Problem
Output each entry that follows exactly. Images stay out.

Materials provided

◇ ◇ ◇ ◇ ◇ ◇ ◇

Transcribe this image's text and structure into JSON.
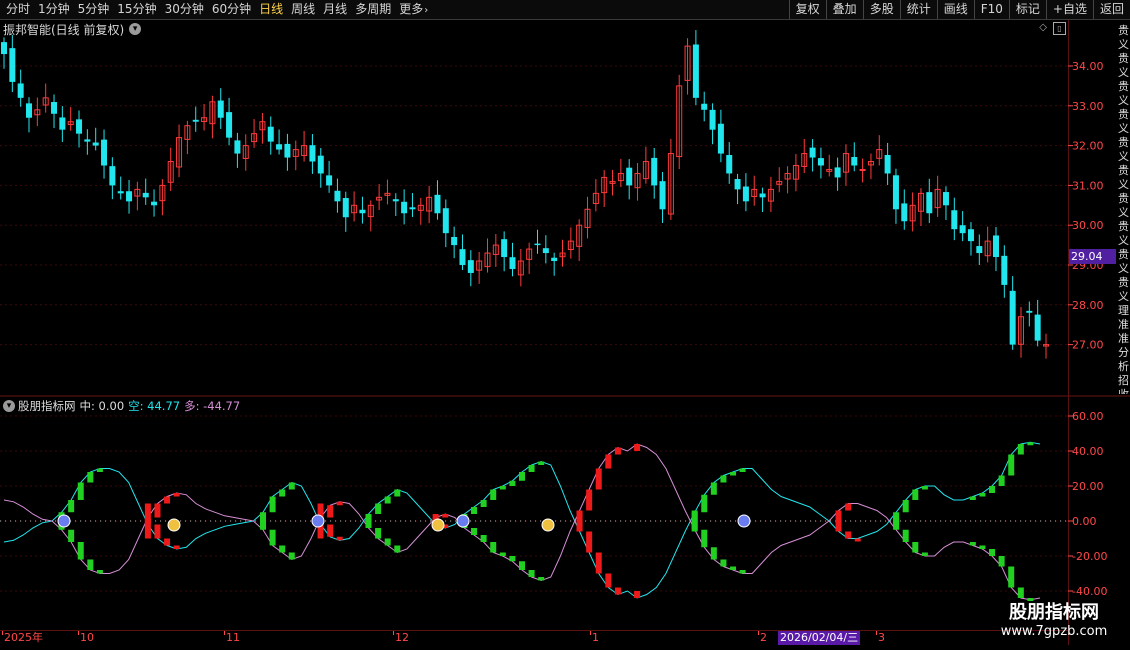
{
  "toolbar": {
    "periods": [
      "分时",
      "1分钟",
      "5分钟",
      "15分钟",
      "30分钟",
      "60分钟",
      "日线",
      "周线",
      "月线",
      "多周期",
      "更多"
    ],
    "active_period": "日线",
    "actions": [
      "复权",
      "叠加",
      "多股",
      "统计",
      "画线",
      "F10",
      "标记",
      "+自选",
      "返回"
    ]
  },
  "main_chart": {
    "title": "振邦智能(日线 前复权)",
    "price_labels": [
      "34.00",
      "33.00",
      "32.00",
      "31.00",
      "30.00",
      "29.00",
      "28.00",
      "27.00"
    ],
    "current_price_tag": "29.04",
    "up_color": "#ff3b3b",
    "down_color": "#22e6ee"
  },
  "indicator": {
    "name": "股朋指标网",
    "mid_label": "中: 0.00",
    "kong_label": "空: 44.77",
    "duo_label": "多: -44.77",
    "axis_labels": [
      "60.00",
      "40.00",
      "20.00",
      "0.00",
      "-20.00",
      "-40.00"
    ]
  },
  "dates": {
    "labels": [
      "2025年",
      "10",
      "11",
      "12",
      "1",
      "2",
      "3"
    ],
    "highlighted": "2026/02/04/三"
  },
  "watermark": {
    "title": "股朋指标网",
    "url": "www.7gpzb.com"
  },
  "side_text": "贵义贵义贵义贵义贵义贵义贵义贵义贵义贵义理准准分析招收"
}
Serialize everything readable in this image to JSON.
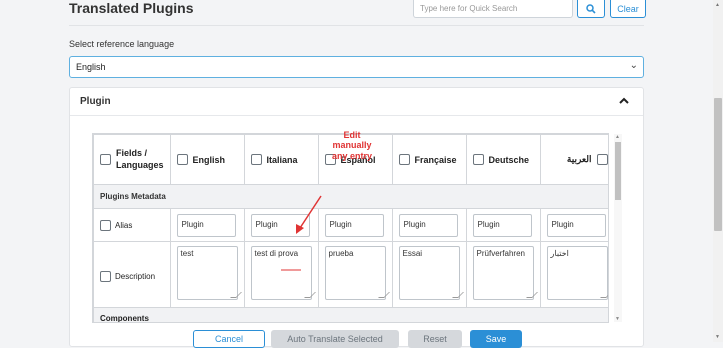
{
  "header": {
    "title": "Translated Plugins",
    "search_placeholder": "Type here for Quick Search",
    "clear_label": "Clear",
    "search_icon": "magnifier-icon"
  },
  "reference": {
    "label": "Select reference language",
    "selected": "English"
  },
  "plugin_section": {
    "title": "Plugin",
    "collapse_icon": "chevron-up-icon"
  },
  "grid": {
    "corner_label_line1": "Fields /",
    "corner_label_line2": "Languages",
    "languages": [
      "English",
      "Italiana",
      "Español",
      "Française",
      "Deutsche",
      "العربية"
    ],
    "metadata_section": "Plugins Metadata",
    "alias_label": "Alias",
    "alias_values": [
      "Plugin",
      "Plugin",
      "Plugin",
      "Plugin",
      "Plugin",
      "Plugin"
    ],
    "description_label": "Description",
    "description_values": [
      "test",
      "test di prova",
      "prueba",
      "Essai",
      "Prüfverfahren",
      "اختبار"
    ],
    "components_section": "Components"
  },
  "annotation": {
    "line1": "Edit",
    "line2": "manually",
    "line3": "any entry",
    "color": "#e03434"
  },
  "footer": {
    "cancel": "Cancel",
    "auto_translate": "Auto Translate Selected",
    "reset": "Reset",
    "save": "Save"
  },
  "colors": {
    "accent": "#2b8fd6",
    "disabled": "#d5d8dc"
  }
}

◇ ◇ ◇ ◇ ◇ ◇ ◇

Result of the exercise
Transcribe this image's text and structure into JSON.
{
  "toolbar": {
    "periods": [
      "分时",
      "1分钟",
      "5分钟",
      "15分钟",
      "30分钟",
      "60分钟",
      "日线",
      "周线",
      "月线",
      "多周期",
      "更多"
    ],
    "active_period": "日线",
    "actions": [
      "复权",
      "叠加",
      "多股",
      "统计",
      "画线",
      "F10",
      "标记",
      "+自选",
      "返回"
    ]
  },
  "main_chart": {
    "title": "振邦智能(日线 前复权)",
    "price_labels": [
      "34.00",
      "33.00",
      "32.00",
      "31.00",
      "30.00",
      "29.00",
      "28.00",
      "27.00"
    ],
    "current_price_tag": "29.04",
    "up_color": "#ff3b3b",
    "down_color": "#22e6ee"
  },
  "indicator": {
    "name": "股朋指标网",
    "mid_label": "中: 0.00",
    "kong_label": "空: 44.77",
    "duo_label": "多: -44.77",
    "axis_labels": [
      "60.00",
      "40.00",
      "20.00",
      "0.00",
      "-20.00",
      "-40.00"
    ]
  },
  "dates": {
    "labels": [
      "2025年",
      "10",
      "11",
      "12",
      "1",
      "2",
      "3"
    ],
    "highlighted": "2026/02/04/三"
  },
  "watermark": {
    "title": "股朋指标网",
    "url": "www.7gpzb.com"
  },
  "side_text": "贵义贵义贵义贵义贵义贵义贵义贵义贵义贵义理准准分析招收"
}
Serialize everything readable in this image to JSON.
{
  "header": {
    "title": "Translated Plugins",
    "search_placeholder": "Type here for Quick Search",
    "clear_label": "Clear",
    "search_icon": "magnifier-icon"
  },
  "reference": {
    "label": "Select reference language",
    "selected": "English"
  },
  "plugin_section": {
    "title": "Plugin",
    "collapse_icon": "chevron-up-icon"
  },
  "grid": {
    "corner_label_line1": "Fields /",
    "corner_label_line2": "Languages",
    "languages": [
      "English",
      "Italiana",
      "Español",
      "Française",
      "Deutsche",
      "العربية"
    ],
    "metadata_section": "Plugins Metadata",
    "alias_label": "Alias",
    "alias_values": [
      "Plugin",
      "Plugin",
      "Plugin",
      "Plugin",
      "Plugin",
      "Plugin"
    ],
    "description_label": "Description",
    "description_values": [
      "test",
      "test di prova",
      "prueba",
      "Essai",
      "Prüfverfahren",
      "اختبار"
    ],
    "components_section": "Components"
  },
  "annotation": {
    "line1": "Edit",
    "line2": "manually",
    "line3": "any entry",
    "color": "#e03434"
  },
  "footer": {
    "cancel": "Cancel",
    "auto_translate": "Auto Translate Selected",
    "reset": "Reset",
    "save": "Save"
  },
  "colors": {
    "accent": "#2b8fd6",
    "disabled": "#d5d8dc"
  }
}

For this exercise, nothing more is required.